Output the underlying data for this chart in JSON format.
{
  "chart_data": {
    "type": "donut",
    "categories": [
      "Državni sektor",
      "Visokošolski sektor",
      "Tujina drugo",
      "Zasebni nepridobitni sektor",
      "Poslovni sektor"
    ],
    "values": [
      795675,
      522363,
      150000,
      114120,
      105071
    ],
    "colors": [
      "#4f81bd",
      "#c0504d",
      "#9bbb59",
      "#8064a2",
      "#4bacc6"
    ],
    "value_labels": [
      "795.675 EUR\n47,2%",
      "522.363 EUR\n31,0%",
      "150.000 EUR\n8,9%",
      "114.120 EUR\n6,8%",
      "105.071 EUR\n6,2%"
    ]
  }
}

+===+

● What the task asks
Could you transcribe the records in full, exactly?

● Output of the task
Output the underlying data for this chart in JSON format.
{
  "chart_data": {
    "type": "donut",
    "categories": [
      "Državni sektor",
      "Visokošolski sektor",
      "Tujina drugo",
      "Zasebni nepridobitni sektor",
      "Poslovni sektor"
    ],
    "values": [
      795675,
      522363,
      150000,
      114120,
      105071
    ],
    "colors": [
      "#4f81bd",
      "#c0504d",
      "#9bbb59",
      "#8064a2",
      "#4bacc6"
    ],
    "value_labels": [
      "795.675 EUR\n47,2%",
      "522.363 EUR\n31,0%",
      "150.000 EUR\n8,9%",
      "114.120 EUR\n6,8%",
      "105.071 EUR\n6,2%"
    ]
  }
}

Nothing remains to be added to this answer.